Exercise details
Collect all lines containing the word "true" from the data.

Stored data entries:

__________

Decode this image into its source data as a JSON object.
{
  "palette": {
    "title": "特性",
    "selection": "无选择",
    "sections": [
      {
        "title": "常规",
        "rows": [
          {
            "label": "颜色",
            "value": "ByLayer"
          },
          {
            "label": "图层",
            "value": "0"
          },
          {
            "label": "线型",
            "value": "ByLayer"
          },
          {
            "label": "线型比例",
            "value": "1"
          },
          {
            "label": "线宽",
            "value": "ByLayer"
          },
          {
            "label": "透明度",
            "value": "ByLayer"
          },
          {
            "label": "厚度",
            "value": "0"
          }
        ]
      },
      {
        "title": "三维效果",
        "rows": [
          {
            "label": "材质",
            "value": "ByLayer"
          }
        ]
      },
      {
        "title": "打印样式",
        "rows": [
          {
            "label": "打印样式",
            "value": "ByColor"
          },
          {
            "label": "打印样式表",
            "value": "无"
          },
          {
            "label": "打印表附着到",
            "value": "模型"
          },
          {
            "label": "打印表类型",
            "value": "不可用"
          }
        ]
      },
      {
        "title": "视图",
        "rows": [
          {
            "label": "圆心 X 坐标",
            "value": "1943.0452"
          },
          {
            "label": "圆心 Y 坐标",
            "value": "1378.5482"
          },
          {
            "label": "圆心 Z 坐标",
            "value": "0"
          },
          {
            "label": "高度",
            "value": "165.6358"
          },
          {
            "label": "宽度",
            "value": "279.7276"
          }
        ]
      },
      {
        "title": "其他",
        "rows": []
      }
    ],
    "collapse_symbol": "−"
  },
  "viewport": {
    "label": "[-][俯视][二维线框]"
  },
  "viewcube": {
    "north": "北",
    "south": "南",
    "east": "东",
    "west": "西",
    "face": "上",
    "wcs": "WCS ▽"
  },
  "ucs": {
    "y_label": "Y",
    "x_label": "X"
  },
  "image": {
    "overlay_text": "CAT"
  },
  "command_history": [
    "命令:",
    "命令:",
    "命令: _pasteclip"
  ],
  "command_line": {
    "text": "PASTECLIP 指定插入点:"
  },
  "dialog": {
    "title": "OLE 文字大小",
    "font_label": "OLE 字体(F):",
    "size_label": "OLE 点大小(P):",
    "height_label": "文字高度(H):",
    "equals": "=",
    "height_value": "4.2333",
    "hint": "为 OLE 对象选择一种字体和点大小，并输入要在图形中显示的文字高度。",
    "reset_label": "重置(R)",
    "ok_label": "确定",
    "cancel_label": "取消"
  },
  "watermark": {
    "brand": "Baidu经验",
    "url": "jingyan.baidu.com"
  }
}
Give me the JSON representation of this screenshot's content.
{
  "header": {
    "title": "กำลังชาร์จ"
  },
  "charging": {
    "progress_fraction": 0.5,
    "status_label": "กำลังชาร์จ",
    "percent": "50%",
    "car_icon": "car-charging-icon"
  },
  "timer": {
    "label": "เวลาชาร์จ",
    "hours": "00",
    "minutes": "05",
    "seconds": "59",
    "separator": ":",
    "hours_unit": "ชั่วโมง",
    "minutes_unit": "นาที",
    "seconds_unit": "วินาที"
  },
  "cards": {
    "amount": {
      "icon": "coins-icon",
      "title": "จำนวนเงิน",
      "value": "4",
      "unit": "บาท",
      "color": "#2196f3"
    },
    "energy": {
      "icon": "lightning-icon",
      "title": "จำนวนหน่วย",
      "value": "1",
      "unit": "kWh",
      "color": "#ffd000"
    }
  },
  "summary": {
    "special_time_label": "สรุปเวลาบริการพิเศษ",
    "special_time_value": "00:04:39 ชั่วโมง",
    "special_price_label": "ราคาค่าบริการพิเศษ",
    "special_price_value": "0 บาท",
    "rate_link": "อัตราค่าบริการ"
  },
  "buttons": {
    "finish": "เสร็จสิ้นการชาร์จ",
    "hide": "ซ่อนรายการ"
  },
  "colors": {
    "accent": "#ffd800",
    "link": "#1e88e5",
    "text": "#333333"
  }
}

__________

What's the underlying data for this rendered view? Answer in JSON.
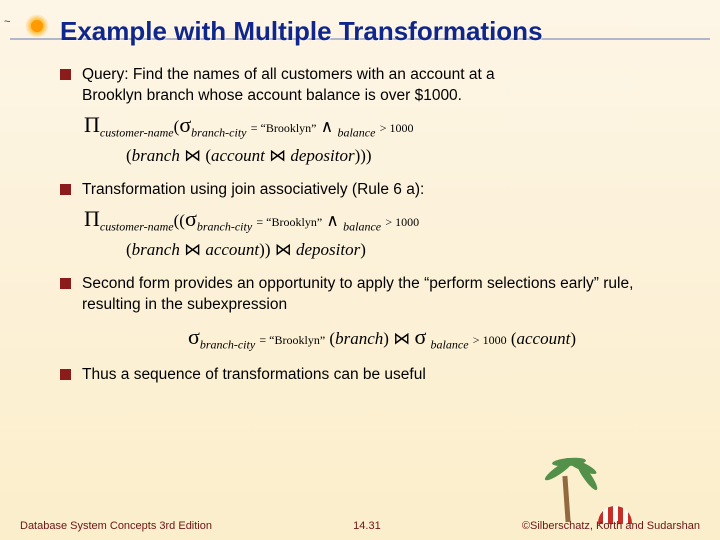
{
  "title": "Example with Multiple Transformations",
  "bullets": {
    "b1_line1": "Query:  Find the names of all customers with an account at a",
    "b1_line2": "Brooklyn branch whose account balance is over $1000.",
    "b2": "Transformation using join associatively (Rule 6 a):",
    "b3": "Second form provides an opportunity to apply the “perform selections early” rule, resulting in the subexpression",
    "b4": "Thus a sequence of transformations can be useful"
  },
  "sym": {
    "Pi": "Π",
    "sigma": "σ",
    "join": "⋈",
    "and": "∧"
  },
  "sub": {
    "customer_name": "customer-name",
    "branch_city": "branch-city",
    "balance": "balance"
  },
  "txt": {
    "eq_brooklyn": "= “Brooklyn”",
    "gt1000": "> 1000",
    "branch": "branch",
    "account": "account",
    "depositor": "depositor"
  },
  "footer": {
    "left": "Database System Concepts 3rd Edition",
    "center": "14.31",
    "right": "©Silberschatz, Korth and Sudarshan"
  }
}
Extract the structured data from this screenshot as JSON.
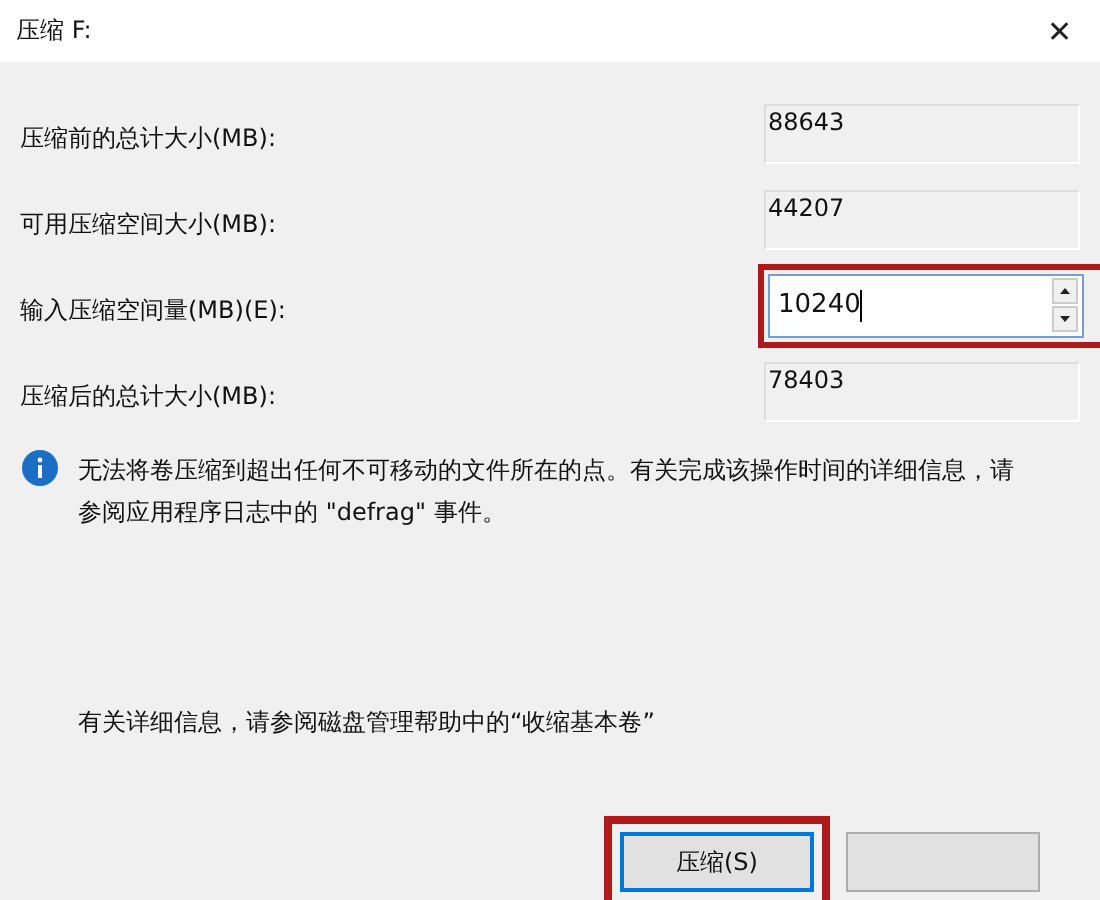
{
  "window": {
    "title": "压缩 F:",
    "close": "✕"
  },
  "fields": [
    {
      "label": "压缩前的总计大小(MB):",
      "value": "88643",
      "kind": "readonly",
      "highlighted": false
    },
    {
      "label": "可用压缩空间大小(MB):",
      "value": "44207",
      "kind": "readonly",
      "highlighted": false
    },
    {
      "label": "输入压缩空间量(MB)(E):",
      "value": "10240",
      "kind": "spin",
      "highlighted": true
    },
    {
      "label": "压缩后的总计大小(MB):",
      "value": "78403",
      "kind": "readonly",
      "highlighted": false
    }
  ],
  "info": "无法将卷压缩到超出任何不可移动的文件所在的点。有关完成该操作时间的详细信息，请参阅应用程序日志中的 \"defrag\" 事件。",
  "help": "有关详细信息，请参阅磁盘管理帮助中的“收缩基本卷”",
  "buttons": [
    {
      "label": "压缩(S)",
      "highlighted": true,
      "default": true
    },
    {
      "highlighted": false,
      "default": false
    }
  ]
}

__________

Written answer
      "highlighted": true
      "highlighted": true,
      "default": true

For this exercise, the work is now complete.